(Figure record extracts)
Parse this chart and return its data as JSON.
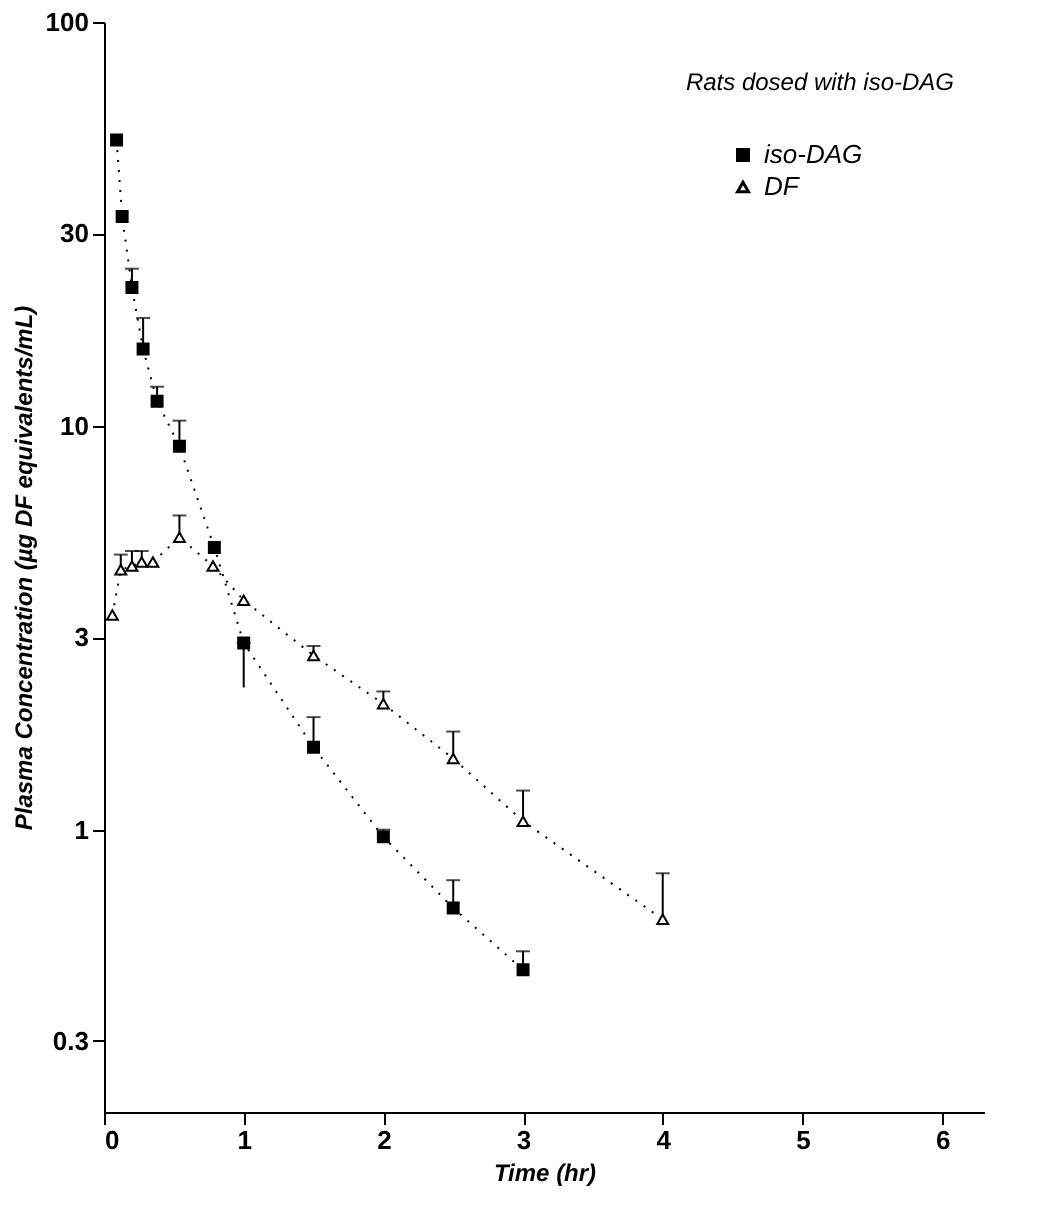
{
  "chart_data": {
    "type": "line",
    "xlabel": "Time (hr)",
    "ylabel": "Plasma Concentration (µg DF equivalents/mL)",
    "annotations": [
      "Rats dosed with iso-DAG"
    ],
    "log": "y",
    "xlim": [
      0,
      6.3
    ],
    "xticks": [
      0,
      1,
      2,
      3,
      4,
      5,
      6
    ],
    "ylim": [
      0.2,
      100
    ],
    "yticks": [
      100,
      30,
      10,
      3,
      1,
      0.3
    ],
    "grid": false,
    "legend": "top right",
    "series": [
      {
        "name": "iso-DAG",
        "color": "#000000",
        "marker": "square",
        "line_style": "dotted",
        "x": [
          0.09,
          0.13,
          0.2,
          0.28,
          0.38,
          0.54,
          0.79,
          1.0,
          1.5,
          2.0,
          2.5,
          3.0
        ],
        "values": [
          51,
          33,
          22,
          15.5,
          11.5,
          8.9,
          5.0,
          2.9,
          1.6,
          0.96,
          0.64,
          0.45
        ],
        "errors": [
          null,
          null,
          [
            22,
            24.5
          ],
          [
            15.5,
            18.5
          ],
          [
            11.5,
            12.5
          ],
          [
            8.9,
            10.3
          ],
          null,
          [
            2.25,
            2.9
          ],
          [
            1.6,
            1.9
          ],
          [
            0.96,
            1.0
          ],
          [
            0.64,
            0.75
          ],
          [
            0.45,
            0.5
          ]
        ]
      },
      {
        "name": "DF",
        "color": "#000000",
        "marker": "triangle",
        "line_style": "dotted",
        "x": [
          0.06,
          0.12,
          0.2,
          0.27,
          0.35,
          0.54,
          0.78,
          1.0,
          1.5,
          2.0,
          2.5,
          3.0,
          4.0
        ],
        "values": [
          3.4,
          4.4,
          4.5,
          4.6,
          4.6,
          5.3,
          4.5,
          3.7,
          2.7,
          2.05,
          1.5,
          1.05,
          0.6
        ],
        "errors": [
          null,
          [
            4.4,
            4.8
          ],
          [
            4.5,
            4.9
          ],
          [
            4.6,
            4.9
          ],
          null,
          [
            5.3,
            6.0
          ],
          null,
          null,
          [
            2.7,
            2.85
          ],
          [
            2.05,
            2.2
          ],
          [
            1.5,
            1.75
          ],
          [
            1.05,
            1.25
          ],
          [
            0.6,
            0.78
          ]
        ]
      }
    ]
  }
}
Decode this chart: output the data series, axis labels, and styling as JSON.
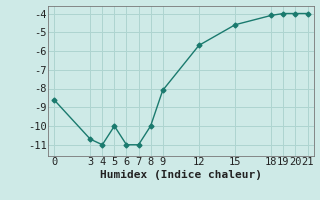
{
  "xlabel": "Humidex (Indice chaleur)",
  "background_color": "#ceeae7",
  "grid_color": "#aed4d0",
  "line_color": "#1a7a6e",
  "x_data": [
    0,
    3,
    4,
    5,
    6,
    7,
    8,
    9,
    12,
    15,
    18,
    19,
    20,
    21
  ],
  "y_data": [
    -8.6,
    -10.7,
    -11.0,
    -10.0,
    -11.0,
    -11.0,
    -10.0,
    -8.1,
    -5.7,
    -4.6,
    -4.1,
    -4.0,
    -4.0,
    -4.0
  ],
  "xlim": [
    -0.5,
    21.5
  ],
  "ylim": [
    -11.6,
    -3.6
  ],
  "xticks": [
    0,
    3,
    4,
    5,
    6,
    7,
    8,
    9,
    12,
    15,
    18,
    19,
    20,
    21
  ],
  "yticks": [
    -11,
    -10,
    -9,
    -8,
    -7,
    -6,
    -5,
    -4
  ],
  "marker": "D",
  "marker_size": 2.5,
  "line_width": 1.0,
  "font_size": 7.5,
  "xlabel_fontsize": 8
}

# Task to complete:
Transcribe all the records above word for word, without their images.

# Result of the exercise:
Parse this chart and return its data as JSON.
{
  "chart_data": {
    "type": "line",
    "xlabel": "Time (hr)",
    "ylabel": "Plasma Concentration (µg DF equivalents/mL)",
    "annotations": [
      "Rats dosed with iso-DAG"
    ],
    "log": "y",
    "xlim": [
      0,
      6.3
    ],
    "xticks": [
      0,
      1,
      2,
      3,
      4,
      5,
      6
    ],
    "ylim": [
      0.2,
      100
    ],
    "yticks": [
      100,
      30,
      10,
      3,
      1,
      0.3
    ],
    "grid": false,
    "legend": "top right",
    "series": [
      {
        "name": "iso-DAG",
        "color": "#000000",
        "marker": "square",
        "line_style": "dotted",
        "x": [
          0.09,
          0.13,
          0.2,
          0.28,
          0.38,
          0.54,
          0.79,
          1.0,
          1.5,
          2.0,
          2.5,
          3.0
        ],
        "values": [
          51,
          33,
          22,
          15.5,
          11.5,
          8.9,
          5.0,
          2.9,
          1.6,
          0.96,
          0.64,
          0.45
        ],
        "errors": [
          null,
          null,
          [
            22,
            24.5
          ],
          [
            15.5,
            18.5
          ],
          [
            11.5,
            12.5
          ],
          [
            8.9,
            10.3
          ],
          null,
          [
            2.25,
            2.9
          ],
          [
            1.6,
            1.9
          ],
          [
            0.96,
            1.0
          ],
          [
            0.64,
            0.75
          ],
          [
            0.45,
            0.5
          ]
        ]
      },
      {
        "name": "DF",
        "color": "#000000",
        "marker": "triangle",
        "line_style": "dotted",
        "x": [
          0.06,
          0.12,
          0.2,
          0.27,
          0.35,
          0.54,
          0.78,
          1.0,
          1.5,
          2.0,
          2.5,
          3.0,
          4.0
        ],
        "values": [
          3.4,
          4.4,
          4.5,
          4.6,
          4.6,
          5.3,
          4.5,
          3.7,
          2.7,
          2.05,
          1.5,
          1.05,
          0.6
        ],
        "errors": [
          null,
          [
            4.4,
            4.8
          ],
          [
            4.5,
            4.9
          ],
          [
            4.6,
            4.9
          ],
          null,
          [
            5.3,
            6.0
          ],
          null,
          null,
          [
            2.7,
            2.85
          ],
          [
            2.05,
            2.2
          ],
          [
            1.5,
            1.75
          ],
          [
            1.05,
            1.25
          ],
          [
            0.6,
            0.78
          ]
        ]
      }
    ]
  }
}
Decode this chart: output the data series, axis labels, and styling as JSON.
{
  "xlabel": "Humidex (Indice chaleur)",
  "background_color": "#ceeae7",
  "grid_color": "#aed4d0",
  "line_color": "#1a7a6e",
  "x_data": [
    0,
    3,
    4,
    5,
    6,
    7,
    8,
    9,
    12,
    15,
    18,
    19,
    20,
    21
  ],
  "y_data": [
    -8.6,
    -10.7,
    -11.0,
    -10.0,
    -11.0,
    -11.0,
    -10.0,
    -8.1,
    -5.7,
    -4.6,
    -4.1,
    -4.0,
    -4.0,
    -4.0
  ],
  "xlim": [
    -0.5,
    21.5
  ],
  "ylim": [
    -11.6,
    -3.6
  ],
  "xticks": [
    0,
    3,
    4,
    5,
    6,
    7,
    8,
    9,
    12,
    15,
    18,
    19,
    20,
    21
  ],
  "yticks": [
    -11,
    -10,
    -9,
    -8,
    -7,
    -6,
    -5,
    -4
  ],
  "marker": "D",
  "marker_size": 2.5,
  "line_width": 1.0,
  "font_size": 7.5,
  "xlabel_fontsize": 8
}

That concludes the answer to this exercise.